------ Information supplied ------

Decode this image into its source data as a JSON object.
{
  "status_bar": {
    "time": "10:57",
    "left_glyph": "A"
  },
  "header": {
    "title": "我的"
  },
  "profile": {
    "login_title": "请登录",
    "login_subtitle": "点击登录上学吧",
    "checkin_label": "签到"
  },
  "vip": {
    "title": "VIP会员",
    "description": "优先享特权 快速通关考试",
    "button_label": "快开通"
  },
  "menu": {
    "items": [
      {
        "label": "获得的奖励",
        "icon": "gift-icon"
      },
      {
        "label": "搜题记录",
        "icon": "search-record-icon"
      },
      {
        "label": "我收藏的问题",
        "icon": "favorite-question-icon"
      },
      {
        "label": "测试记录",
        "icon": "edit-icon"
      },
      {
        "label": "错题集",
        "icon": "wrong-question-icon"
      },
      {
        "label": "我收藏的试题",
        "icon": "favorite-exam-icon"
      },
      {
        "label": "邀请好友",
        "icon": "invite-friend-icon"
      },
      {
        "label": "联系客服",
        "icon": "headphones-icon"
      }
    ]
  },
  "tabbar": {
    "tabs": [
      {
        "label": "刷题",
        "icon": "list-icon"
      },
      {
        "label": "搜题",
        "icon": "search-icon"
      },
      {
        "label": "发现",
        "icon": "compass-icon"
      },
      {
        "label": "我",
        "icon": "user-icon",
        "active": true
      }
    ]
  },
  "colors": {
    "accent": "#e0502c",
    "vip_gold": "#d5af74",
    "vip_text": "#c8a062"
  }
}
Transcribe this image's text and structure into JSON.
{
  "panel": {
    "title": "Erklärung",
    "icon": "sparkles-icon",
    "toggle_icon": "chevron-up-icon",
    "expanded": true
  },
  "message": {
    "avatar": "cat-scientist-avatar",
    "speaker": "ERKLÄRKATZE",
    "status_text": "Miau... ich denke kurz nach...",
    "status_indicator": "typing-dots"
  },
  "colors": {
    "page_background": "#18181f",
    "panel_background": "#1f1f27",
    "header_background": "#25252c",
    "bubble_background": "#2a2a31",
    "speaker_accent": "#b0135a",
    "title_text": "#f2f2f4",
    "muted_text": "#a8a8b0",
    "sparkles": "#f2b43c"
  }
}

------

Objective:
Hand back the material above in full, exactly as written.

Reply:
Decode this image into its source data as a JSON object.
{
  "status_bar": {
    "time": "10:57",
    "left_glyph": "A"
  },
  "header": {
    "title": "我的"
  },
  "profile": {
    "login_title": "请登录",
    "login_subtitle": "点击登录上学吧",
    "checkin_label": "签到"
  },
  "vip": {
    "title": "VIP会员",
    "description": "优先享特权 快速通关考试",
    "button_label": "快开通"
  },
  "menu": {
    "items": [
      {
        "label": "获得的奖励",
        "icon": "gift-icon"
      },
      {
        "label": "搜题记录",
        "icon": "search-record-icon"
      },
      {
        "label": "我收藏的问题",
        "icon": "favorite-question-icon"
      },
      {
        "label": "测试记录",
        "icon": "edit-icon"
      },
      {
        "label": "错题集",
        "icon": "wrong-question-icon"
      },
      {
        "label": "我收藏的试题",
        "icon": "favorite-exam-icon"
      },
      {
        "label": "邀请好友",
        "icon": "invite-friend-icon"
      },
      {
        "label": "联系客服",
        "icon": "headphones-icon"
      }
    ]
  },
  "tabbar": {
    "tabs": [
      {
        "label": "刷题",
        "icon": "list-icon"
      },
      {
        "label": "搜题",
        "icon": "search-icon"
      },
      {
        "label": "发现",
        "icon": "compass-icon"
      },
      {
        "label": "我",
        "icon": "user-icon",
        "active": true
      }
    ]
  },
  "colors": {
    "accent": "#e0502c",
    "vip_gold": "#d5af74",
    "vip_text": "#c8a062"
  }
}
Transcribe this image's text and structure into JSON.
{
  "panel": {
    "title": "Erklärung",
    "icon": "sparkles-icon",
    "toggle_icon": "chevron-up-icon",
    "expanded": true
  },
  "message": {
    "avatar": "cat-scientist-avatar",
    "speaker": "ERKLÄRKATZE",
    "status_text": "Miau... ich denke kurz nach...",
    "status_indicator": "typing-dots"
  },
  "colors": {
    "page_background": "#18181f",
    "panel_background": "#1f1f27",
    "header_background": "#25252c",
    "bubble_background": "#2a2a31",
    "speaker_accent": "#b0135a",
    "title_text": "#f2f2f4",
    "muted_text": "#a8a8b0",
    "sparkles": "#f2b43c"
  }
}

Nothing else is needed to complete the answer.